Dataset entries:
+ + + + + + +
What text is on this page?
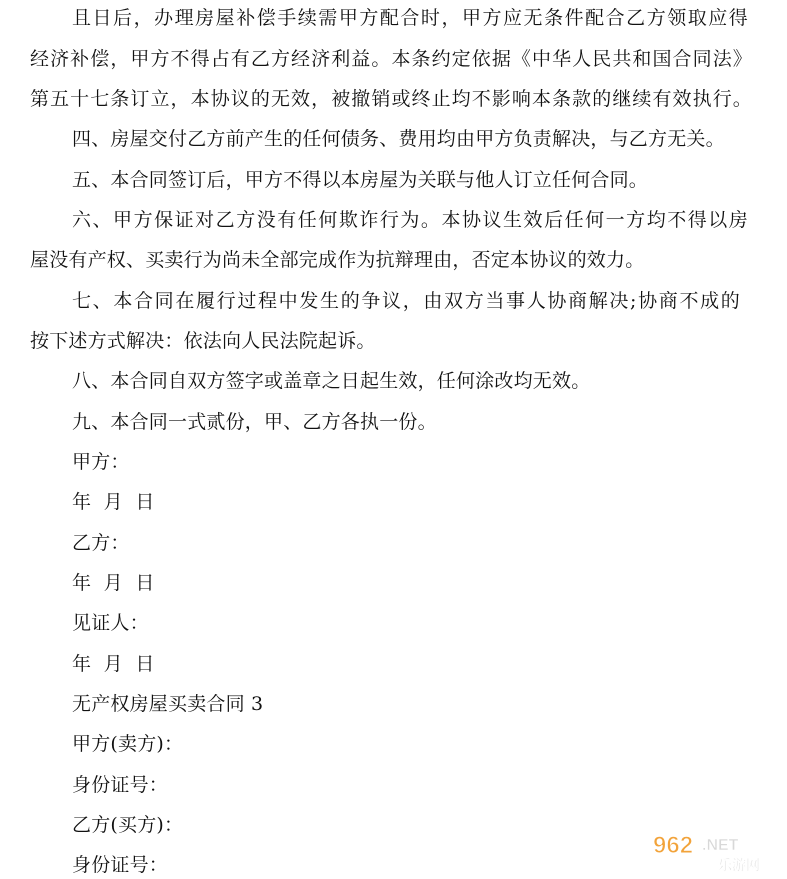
且日后，办理房屋补偿手续需甲方配合时，甲方应无条件配合乙方领取应得
经济补偿，甲方不得占有乙方经济利益。本条约定依据《中华人民共和国合同法》
第五十七条订立，本协议的无效，被撤销或终止均不影响本条款的继续有效执行。
四、房屋交付乙方前产生的任何债务、费用均由甲方负责解决，与乙方无关。
五、本合同签订后，甲方不得以本房屋为关联与他人订立任何合同。
六、甲方保证对乙方没有任何欺诈行为。本协议生效后任何一方均不得以房
屋没有产权、买卖行为尚未全部完成作为抗辩理由，否定本协议的效力。
七、本合同在履行过程中发生的争议，由双方当事人协商解决;协商不成的
按下述方式解决：依法向人民法院起诉。
八、本合同自双方签字或盖章之日起生效，任何涂改均无效。
九、本合同一式贰份，甲、乙方各执一份。
甲方：
年  月  日
乙方：
年  月  日
见证人：
年  月  日
无产权房屋买卖合同 3
甲方(卖方)：
身份证号：
乙方(买方)：
身份证号：
962 .NET
乐游网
+ + + + + + +
■ Problem requirements
Apart from the pictures, the entries above are to be repeated in full and exactly.

■ Final answer
What text is on this page?
且日后，办理房屋补偿手续需甲方配合时，甲方应无条件配合乙方领取应得
经济补偿，甲方不得占有乙方经济利益。本条约定依据《中华人民共和国合同法》
第五十七条订立，本协议的无效，被撤销或终止均不影响本条款的继续有效执行。
四、房屋交付乙方前产生的任何债务、费用均由甲方负责解决，与乙方无关。
五、本合同签订后，甲方不得以本房屋为关联与他人订立任何合同。
六、甲方保证对乙方没有任何欺诈行为。本协议生效后任何一方均不得以房
屋没有产权、买卖行为尚未全部完成作为抗辩理由，否定本协议的效力。
七、本合同在履行过程中发生的争议，由双方当事人协商解决;协商不成的
按下述方式解决：依法向人民法院起诉。
八、本合同自双方签字或盖章之日起生效，任何涂改均无效。
九、本合同一式贰份，甲、乙方各执一份。
甲方：
年  月  日
乙方：
年  月  日
见证人：
年  月  日
无产权房屋买卖合同 3
甲方(卖方)：
身份证号：
乙方(买方)：
身份证号：
962 .NET
乐游网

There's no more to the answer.